What to work on: Only lines with the string "scale" should be returned from the data below.

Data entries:
____________________

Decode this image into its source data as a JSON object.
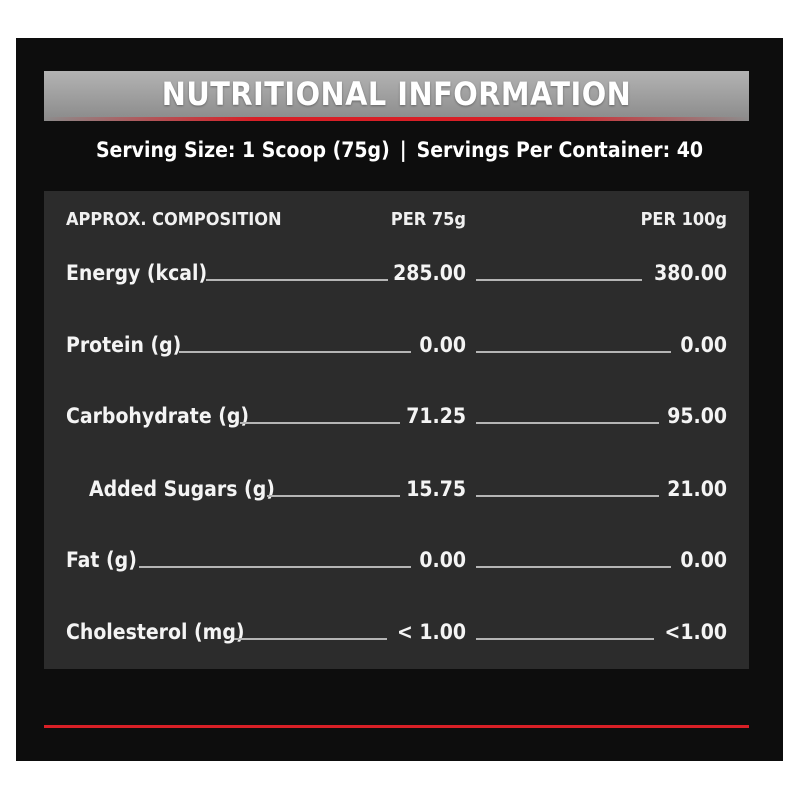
{
  "title": "NUTRITIONAL INFORMATION",
  "serving": {
    "size": "Serving Size: 1 Scoop (75g)",
    "separator": "|",
    "per_container": "Servings Per Container: 40"
  },
  "table": {
    "headers": {
      "name": "APPROX. COMPOSITION",
      "per_75": "PER 75g",
      "per_100": "PER 100g"
    },
    "rows": [
      {
        "label": "Energy (kcal)",
        "per_75": "285.00",
        "per_100": "380.00"
      },
      {
        "label": "Protein (g)",
        "per_75": "0.00",
        "per_100": "0.00"
      },
      {
        "label": "Carbohydrate (g)",
        "per_75": "71.25",
        "per_100": "95.00"
      },
      {
        "label": "Added Sugars (g)",
        "per_75": "15.75",
        "per_100": "21.00"
      },
      {
        "label": "Fat (g)",
        "per_75": "0.00",
        "per_100": "0.00"
      },
      {
        "label": "Cholesterol (mg)",
        "per_75": "< 1.00",
        "per_100": "<1.00"
      }
    ]
  },
  "colors": {
    "background": "#0d0d0d",
    "table_background": "#2c2c2c",
    "title_bar": "#a6a6a6",
    "accent_red": "#d81f26",
    "text": "#f4f4f4"
  }
}
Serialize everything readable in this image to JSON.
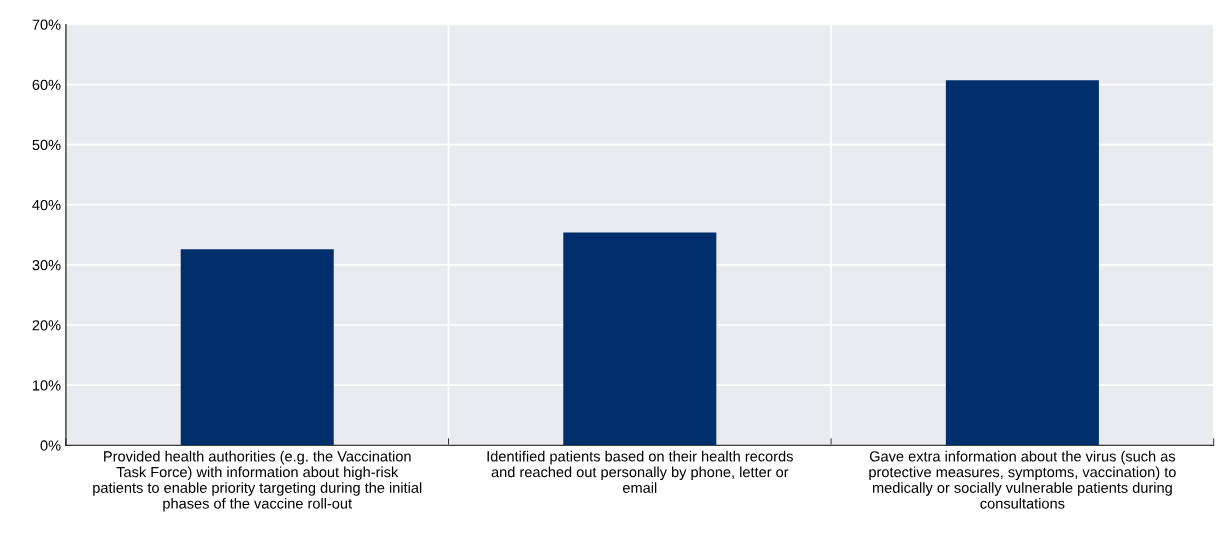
{
  "chart_data": {
    "type": "bar",
    "categories": [
      "Provided health authorities (e.g. the Vaccination\nTask Force) with information about high-risk\npatients to enable priority targeting during the initial\nphases of the vaccine roll-out",
      "Identified patients based on their health records\nand reached out personally by phone, letter or\nemail",
      "Gave extra information about the virus (such as\nprotective measures, symptoms, vaccination) to\nmedically or socially vulnerable patients during\nconsultations"
    ],
    "values": [
      32.6,
      35.4,
      60.7
    ],
    "color": "#002f6c",
    "ylim": [
      0,
      70
    ],
    "yticks": [
      {
        "value": 0,
        "label": "0%"
      },
      {
        "value": 10,
        "label": "10%"
      },
      {
        "value": 20,
        "label": "20%"
      },
      {
        "value": 30,
        "label": "30%"
      },
      {
        "value": 40,
        "label": "40%"
      },
      {
        "value": 50,
        "label": "50%"
      },
      {
        "value": 60,
        "label": "60%"
      },
      {
        "value": 70,
        "label": "70%"
      }
    ],
    "grid": true
  }
}
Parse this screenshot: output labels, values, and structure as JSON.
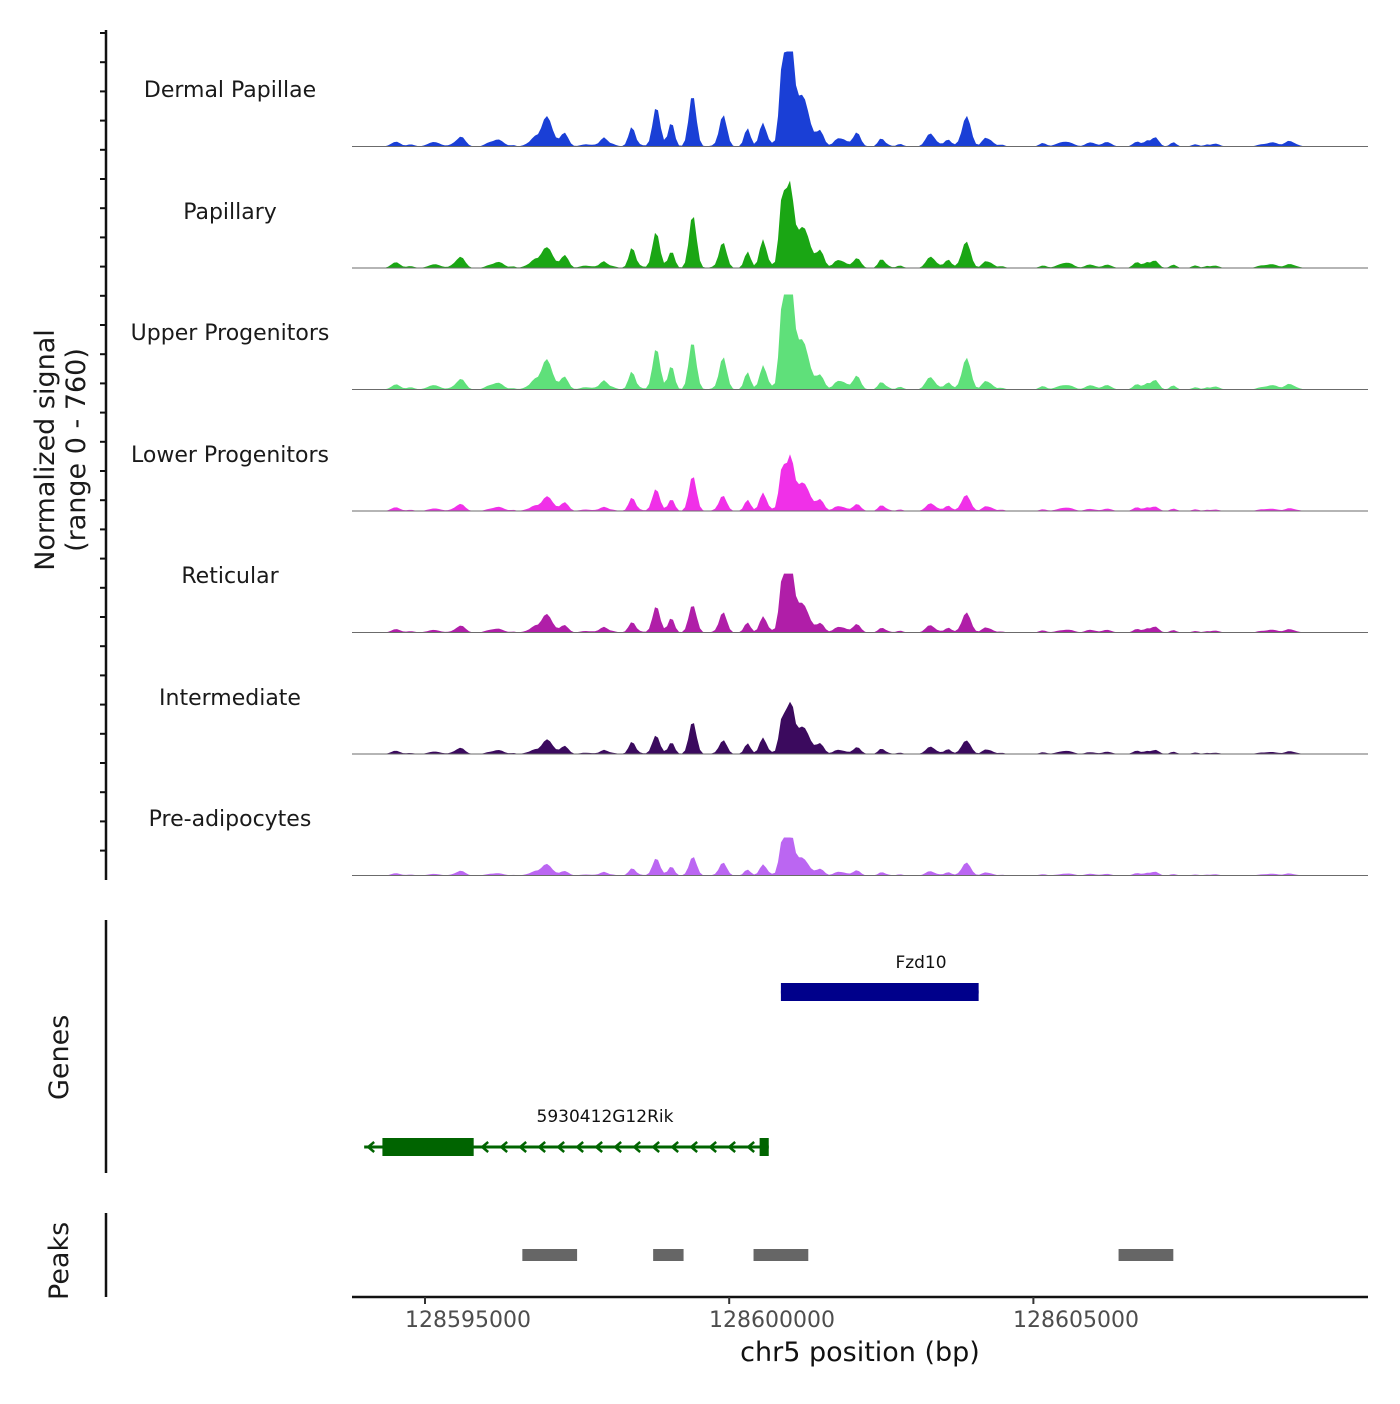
{
  "chart_data": {
    "type": "area",
    "region": {
      "chrom": "chr5",
      "start": 128593800,
      "end": 128610500
    },
    "y_axis": {
      "label_line1": "Normalized signal",
      "label_line2": "(range 0 - 760)",
      "ylim": [
        0,
        760
      ]
    },
    "x_axis": {
      "label": "chr5 position (bp)",
      "ticks": [
        128595000,
        128600000,
        128605000
      ],
      "tick_labels": [
        "128595000",
        "128600000",
        "128605000"
      ]
    },
    "tracks": [
      {
        "name": "Dermal Papillae",
        "color": "#1a3fd6",
        "scale": 1.0
      },
      {
        "name": "Papillary",
        "color": "#1aa614",
        "scale": 0.92
      },
      {
        "name": "Upper Progenitors",
        "color": "#5fe07a",
        "scale": 1.0
      },
      {
        "name": "Lower Progenitors",
        "color": "#f030e8",
        "scale": 0.6
      },
      {
        "name": "Reticular",
        "color": "#b01ea8",
        "scale": 0.62
      },
      {
        "name": "Intermediate",
        "color": "#3b0a5e",
        "scale": 0.55
      },
      {
        "name": "Pre-adipocytes",
        "color": "#bb66f2",
        "scale": 0.4
      }
    ],
    "peak_profile": [
      {
        "pos": 128601000,
        "height": 1.0,
        "width": 60
      },
      {
        "pos": 128600870,
        "height": 0.75,
        "width": 50
      },
      {
        "pos": 128601200,
        "height": 0.38,
        "width": 110
      },
      {
        "pos": 128599400,
        "height": 0.55,
        "width": 60
      },
      {
        "pos": 128598800,
        "height": 0.4,
        "width": 60
      },
      {
        "pos": 128599050,
        "height": 0.22,
        "width": 50
      },
      {
        "pos": 128598400,
        "height": 0.18,
        "width": 50
      },
      {
        "pos": 128599900,
        "height": 0.3,
        "width": 60
      },
      {
        "pos": 128600300,
        "height": 0.18,
        "width": 50
      },
      {
        "pos": 128600550,
        "height": 0.22,
        "width": 50
      },
      {
        "pos": 128601500,
        "height": 0.16,
        "width": 60
      },
      {
        "pos": 128602100,
        "height": 0.13,
        "width": 60
      },
      {
        "pos": 128602500,
        "height": 0.09,
        "width": 50
      },
      {
        "pos": 128597000,
        "height": 0.28,
        "width": 90
      },
      {
        "pos": 128597300,
        "height": 0.12,
        "width": 60
      },
      {
        "pos": 128596800,
        "height": 0.06,
        "width": 50
      },
      {
        "pos": 128603300,
        "height": 0.12,
        "width": 70
      },
      {
        "pos": 128603900,
        "height": 0.3,
        "width": 70
      },
      {
        "pos": 128603600,
        "height": 0.08,
        "width": 50
      },
      {
        "pos": 128604200,
        "height": 0.05,
        "width": 50
      },
      {
        "pos": 128606700,
        "height": 0.06,
        "width": 60
      },
      {
        "pos": 128607000,
        "height": 0.09,
        "width": 60
      },
      {
        "pos": 128607300,
        "height": 0.04,
        "width": 50
      },
      {
        "pos": 128605900,
        "height": 0.03,
        "width": 60
      },
      {
        "pos": 128595500,
        "height": 0.03,
        "width": 80
      }
    ],
    "genes": [
      {
        "name": "Fzd10",
        "start": 128600850,
        "end": 128604100,
        "strand": "+",
        "color": "#00008b",
        "exons": [
          {
            "start": 128600850,
            "end": 128604100
          }
        ]
      },
      {
        "name": "5930412G12Rik",
        "start": 128594000,
        "end": 128600650,
        "strand": "-",
        "color": "#006400",
        "exons": [
          {
            "start": 128594300,
            "end": 128595800
          },
          {
            "start": 128600500,
            "end": 128600650
          }
        ]
      }
    ],
    "peaks": [
      {
        "start": 128596600,
        "end": 128597500
      },
      {
        "start": 128598750,
        "end": 128599250
      },
      {
        "start": 128600400,
        "end": 128601300
      },
      {
        "start": 128606400,
        "end": 128607300
      }
    ],
    "panel_labels": {
      "genes": "Genes",
      "peaks": "Peaks"
    }
  }
}
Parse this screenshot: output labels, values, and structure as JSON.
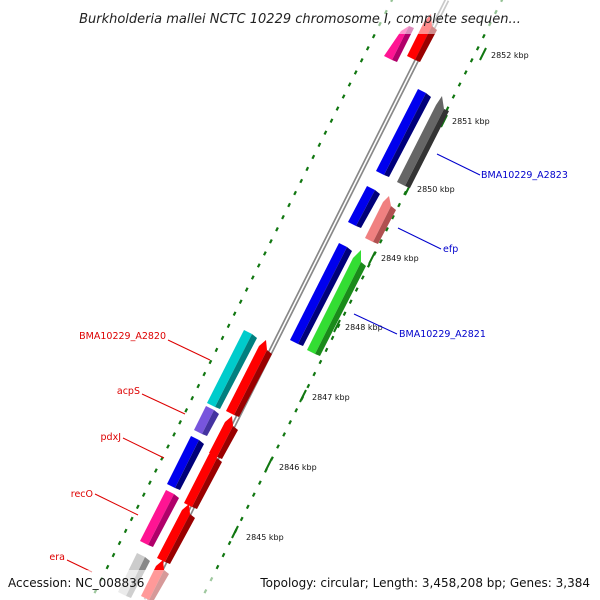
{
  "map": {
    "title": "Burkholderia mallei NCTC 10229 chromosome I, complete sequen...",
    "accession": "Accession: NC_008836",
    "summary": "Topology: circular; Length: 3,458,208 bp; Genes: 3,384"
  },
  "scale": {
    "unit": "kbp",
    "tick_labels": [
      "2852 kbp",
      "2851 kbp",
      "2850 kbp",
      "2849 kbp",
      "2848 kbp",
      "2847 kbp",
      "2846 kbp",
      "2845 kbp"
    ]
  },
  "features": {
    "reverse_track": [
      {
        "color": "#ff1493",
        "shade": "#b0006a"
      },
      {
        "color": "#0000ee",
        "shade": "#00007a"
      },
      {
        "color": "#0000ee",
        "shade": "#00007a"
      },
      {
        "color": "#0000ee",
        "shade": "#00007a"
      },
      {
        "color": "#00cccc",
        "shade": "#008080"
      },
      {
        "color": "#7755dd",
        "shade": "#4433a0"
      },
      {
        "color": "#0000ee",
        "shade": "#00007a"
      },
      {
        "color": "#ff1493",
        "shade": "#b0006a"
      },
      {
        "color": "#cccccc",
        "shade": "#888888"
      }
    ],
    "forward_track": [
      {
        "color": "#ff0000",
        "shade": "#990000"
      },
      {
        "color": "#666666",
        "shade": "#333333"
      },
      {
        "color": "#f08080",
        "shade": "#b05050"
      },
      {
        "color": "#33dd33",
        "shade": "#1a8a1a"
      },
      {
        "color": "#ff0000",
        "shade": "#990000"
      },
      {
        "color": "#ff0000",
        "shade": "#990000"
      },
      {
        "color": "#ff0000",
        "shade": "#990000"
      },
      {
        "color": "#ff0000",
        "shade": "#990000"
      },
      {
        "color": "#ff0000",
        "shade": "#990000"
      },
      {
        "color": "#ff0000",
        "shade": "#990000"
      }
    ]
  },
  "labels": {
    "forward": [
      {
        "text": "BMA10229_A2823",
        "color": "#0000cc"
      },
      {
        "text": "efp",
        "color": "#0000cc"
      },
      {
        "text": "BMA10229_A2821",
        "color": "#0000cc"
      }
    ],
    "reverse": [
      {
        "text": "BMA10229_A2820",
        "color": "#dd0000"
      },
      {
        "text": "acpS",
        "color": "#dd0000"
      },
      {
        "text": "pdxJ",
        "color": "#dd0000"
      },
      {
        "text": "recO",
        "color": "#dd0000"
      },
      {
        "text": "era",
        "color": "#dd0000"
      }
    ]
  },
  "colors": {
    "backbone": "#888888",
    "tick": "#117711"
  }
}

____________________

Worked solution:
        "scale": 1.0
        "scale": 0.92
        "scale": 1.0
        "scale": 0.6
        "scale": 0.62
        "scale": 0.55
        "scale": 0.4
  "scale": {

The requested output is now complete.